(Collection entries)
=-=-=-=-=

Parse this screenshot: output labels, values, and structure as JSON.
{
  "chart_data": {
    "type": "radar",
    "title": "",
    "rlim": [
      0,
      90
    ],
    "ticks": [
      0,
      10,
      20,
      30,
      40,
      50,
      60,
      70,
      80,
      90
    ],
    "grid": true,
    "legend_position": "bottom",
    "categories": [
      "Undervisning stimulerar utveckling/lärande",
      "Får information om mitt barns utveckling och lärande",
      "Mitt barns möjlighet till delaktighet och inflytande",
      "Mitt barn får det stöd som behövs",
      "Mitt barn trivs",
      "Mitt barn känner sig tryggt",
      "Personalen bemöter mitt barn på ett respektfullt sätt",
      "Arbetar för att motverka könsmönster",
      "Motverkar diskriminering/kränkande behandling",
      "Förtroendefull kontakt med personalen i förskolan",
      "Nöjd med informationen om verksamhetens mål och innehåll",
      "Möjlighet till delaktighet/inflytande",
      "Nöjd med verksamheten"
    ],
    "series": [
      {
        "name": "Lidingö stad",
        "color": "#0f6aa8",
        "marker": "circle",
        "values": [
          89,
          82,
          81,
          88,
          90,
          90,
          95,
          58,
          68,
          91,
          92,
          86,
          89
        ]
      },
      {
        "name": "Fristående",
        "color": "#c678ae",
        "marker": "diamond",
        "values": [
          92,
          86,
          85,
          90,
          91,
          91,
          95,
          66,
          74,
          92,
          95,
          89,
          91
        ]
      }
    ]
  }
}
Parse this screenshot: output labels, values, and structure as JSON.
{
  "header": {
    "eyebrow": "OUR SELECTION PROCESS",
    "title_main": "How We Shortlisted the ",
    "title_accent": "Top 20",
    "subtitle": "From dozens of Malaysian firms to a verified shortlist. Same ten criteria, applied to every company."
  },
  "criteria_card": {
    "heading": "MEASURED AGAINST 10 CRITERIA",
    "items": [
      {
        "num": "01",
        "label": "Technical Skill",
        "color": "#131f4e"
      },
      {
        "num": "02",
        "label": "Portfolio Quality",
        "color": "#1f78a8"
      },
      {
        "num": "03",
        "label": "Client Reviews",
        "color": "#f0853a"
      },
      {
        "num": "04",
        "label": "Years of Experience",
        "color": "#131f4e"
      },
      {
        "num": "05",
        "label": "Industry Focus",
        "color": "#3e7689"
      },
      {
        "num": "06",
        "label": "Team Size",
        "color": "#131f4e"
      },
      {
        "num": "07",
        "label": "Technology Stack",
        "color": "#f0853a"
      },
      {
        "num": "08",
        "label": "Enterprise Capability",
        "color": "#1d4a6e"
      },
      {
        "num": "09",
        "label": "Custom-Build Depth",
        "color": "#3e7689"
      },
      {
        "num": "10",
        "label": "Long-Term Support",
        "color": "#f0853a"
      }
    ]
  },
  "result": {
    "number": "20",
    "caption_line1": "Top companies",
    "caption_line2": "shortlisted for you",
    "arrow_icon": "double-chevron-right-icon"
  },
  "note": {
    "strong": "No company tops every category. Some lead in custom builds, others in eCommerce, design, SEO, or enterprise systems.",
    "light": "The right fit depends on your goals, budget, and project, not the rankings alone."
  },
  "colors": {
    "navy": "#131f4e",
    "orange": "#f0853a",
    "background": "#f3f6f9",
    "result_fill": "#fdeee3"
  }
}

=-=-=-=-=

#### What the task requires:
Determine how many lines in the listing above hold the string "every", then write only the number.

#### Exercise output:
2